## Begin

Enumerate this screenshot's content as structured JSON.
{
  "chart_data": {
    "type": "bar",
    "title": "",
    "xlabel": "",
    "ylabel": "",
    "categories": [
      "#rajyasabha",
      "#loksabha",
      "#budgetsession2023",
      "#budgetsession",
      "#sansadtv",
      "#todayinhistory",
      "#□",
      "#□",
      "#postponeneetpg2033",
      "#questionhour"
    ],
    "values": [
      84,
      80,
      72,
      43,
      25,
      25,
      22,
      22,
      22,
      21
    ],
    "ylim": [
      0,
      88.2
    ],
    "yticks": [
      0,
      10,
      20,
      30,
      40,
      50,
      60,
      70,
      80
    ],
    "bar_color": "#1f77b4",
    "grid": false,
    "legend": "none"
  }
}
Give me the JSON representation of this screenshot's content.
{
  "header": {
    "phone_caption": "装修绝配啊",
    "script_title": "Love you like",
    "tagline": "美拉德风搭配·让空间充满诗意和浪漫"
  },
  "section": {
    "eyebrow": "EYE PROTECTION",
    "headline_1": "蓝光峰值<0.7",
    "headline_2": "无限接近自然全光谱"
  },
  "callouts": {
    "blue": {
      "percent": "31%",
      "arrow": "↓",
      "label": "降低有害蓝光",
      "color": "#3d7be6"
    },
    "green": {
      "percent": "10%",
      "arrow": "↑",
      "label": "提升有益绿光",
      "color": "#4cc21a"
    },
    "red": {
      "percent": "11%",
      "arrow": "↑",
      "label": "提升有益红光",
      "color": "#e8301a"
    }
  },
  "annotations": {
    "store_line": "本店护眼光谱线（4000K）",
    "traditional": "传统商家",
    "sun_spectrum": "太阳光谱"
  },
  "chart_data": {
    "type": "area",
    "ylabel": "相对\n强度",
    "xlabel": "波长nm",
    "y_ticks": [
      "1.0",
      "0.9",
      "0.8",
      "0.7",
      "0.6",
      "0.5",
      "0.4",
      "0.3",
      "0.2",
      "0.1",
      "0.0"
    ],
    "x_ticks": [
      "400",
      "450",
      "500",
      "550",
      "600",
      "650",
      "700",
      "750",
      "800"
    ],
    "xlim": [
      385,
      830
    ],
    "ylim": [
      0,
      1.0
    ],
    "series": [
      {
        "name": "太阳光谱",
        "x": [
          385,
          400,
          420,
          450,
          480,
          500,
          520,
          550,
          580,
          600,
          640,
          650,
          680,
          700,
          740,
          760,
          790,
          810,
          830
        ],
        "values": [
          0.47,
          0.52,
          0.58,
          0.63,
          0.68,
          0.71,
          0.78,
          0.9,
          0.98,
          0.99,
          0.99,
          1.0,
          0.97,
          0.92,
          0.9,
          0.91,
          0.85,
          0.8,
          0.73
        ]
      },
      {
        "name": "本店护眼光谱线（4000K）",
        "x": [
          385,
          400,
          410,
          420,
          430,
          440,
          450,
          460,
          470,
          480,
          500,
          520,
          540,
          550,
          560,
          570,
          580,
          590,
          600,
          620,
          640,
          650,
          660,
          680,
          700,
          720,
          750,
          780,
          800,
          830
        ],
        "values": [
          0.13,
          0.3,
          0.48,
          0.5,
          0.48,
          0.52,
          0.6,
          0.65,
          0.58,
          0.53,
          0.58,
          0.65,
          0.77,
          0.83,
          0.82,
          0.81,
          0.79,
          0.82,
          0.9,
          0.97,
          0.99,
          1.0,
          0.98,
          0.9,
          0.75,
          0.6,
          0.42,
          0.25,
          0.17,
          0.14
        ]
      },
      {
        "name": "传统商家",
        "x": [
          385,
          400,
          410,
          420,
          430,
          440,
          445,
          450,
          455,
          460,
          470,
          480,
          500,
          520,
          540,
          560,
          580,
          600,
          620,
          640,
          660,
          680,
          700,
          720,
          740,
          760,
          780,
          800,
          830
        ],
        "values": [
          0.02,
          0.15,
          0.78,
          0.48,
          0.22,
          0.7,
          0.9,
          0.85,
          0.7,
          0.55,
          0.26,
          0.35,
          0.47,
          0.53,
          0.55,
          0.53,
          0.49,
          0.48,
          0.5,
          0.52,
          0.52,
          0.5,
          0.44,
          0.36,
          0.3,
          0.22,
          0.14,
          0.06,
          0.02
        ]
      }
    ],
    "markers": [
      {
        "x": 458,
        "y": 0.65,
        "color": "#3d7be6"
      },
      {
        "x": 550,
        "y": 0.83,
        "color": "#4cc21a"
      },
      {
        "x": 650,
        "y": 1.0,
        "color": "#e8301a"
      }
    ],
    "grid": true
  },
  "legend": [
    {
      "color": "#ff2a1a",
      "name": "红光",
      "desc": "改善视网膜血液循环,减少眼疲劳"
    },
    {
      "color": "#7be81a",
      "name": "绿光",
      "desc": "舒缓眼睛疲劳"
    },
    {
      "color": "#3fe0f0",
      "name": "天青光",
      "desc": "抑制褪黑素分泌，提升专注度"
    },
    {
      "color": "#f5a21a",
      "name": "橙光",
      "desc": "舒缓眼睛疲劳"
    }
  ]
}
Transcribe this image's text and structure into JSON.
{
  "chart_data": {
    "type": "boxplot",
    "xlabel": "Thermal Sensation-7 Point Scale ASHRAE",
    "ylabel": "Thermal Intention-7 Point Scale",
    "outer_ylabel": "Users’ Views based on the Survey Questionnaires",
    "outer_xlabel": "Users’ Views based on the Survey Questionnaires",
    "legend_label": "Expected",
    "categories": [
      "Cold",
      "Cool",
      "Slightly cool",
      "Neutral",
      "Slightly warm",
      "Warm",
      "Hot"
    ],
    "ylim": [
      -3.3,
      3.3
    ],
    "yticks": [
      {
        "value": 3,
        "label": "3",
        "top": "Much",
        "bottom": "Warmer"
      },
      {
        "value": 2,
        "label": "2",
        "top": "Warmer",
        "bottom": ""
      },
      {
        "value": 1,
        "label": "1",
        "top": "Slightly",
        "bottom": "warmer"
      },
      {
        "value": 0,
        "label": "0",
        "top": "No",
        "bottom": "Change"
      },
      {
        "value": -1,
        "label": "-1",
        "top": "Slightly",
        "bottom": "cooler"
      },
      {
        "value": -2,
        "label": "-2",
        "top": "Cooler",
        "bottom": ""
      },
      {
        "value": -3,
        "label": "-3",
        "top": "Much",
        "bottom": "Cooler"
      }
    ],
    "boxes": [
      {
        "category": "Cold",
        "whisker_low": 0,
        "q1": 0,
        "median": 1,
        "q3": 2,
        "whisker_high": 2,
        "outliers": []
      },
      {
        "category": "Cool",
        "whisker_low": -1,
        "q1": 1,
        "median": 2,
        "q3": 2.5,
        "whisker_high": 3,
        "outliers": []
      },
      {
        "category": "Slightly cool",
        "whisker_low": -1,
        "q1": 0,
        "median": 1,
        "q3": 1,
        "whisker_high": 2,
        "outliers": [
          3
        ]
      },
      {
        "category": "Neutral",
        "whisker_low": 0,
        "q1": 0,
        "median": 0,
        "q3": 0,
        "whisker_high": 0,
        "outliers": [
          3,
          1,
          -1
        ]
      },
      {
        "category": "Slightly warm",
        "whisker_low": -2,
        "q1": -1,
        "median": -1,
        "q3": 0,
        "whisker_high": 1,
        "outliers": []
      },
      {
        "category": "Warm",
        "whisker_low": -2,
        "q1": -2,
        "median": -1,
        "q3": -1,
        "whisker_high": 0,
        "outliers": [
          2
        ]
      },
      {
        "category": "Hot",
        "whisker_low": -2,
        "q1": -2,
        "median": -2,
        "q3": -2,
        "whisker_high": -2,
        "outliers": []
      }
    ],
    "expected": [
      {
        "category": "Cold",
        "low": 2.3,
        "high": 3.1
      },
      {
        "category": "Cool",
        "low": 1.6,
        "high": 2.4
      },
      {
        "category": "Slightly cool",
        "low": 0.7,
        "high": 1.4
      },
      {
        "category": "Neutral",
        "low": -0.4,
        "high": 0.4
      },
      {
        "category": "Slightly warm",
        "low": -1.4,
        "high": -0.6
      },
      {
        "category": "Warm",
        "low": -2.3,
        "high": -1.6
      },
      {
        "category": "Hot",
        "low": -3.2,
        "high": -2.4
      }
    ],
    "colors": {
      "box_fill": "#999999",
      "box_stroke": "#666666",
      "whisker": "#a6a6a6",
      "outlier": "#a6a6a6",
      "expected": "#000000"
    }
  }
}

## End

◆ What is required: Go through the entries above and pull out each line with "JSON" in it.

◆ The answer:
Enumerate this screenshot's content as structured JSON.
Give me the JSON representation of this screenshot's content.
Transcribe this image's text and structure into JSON.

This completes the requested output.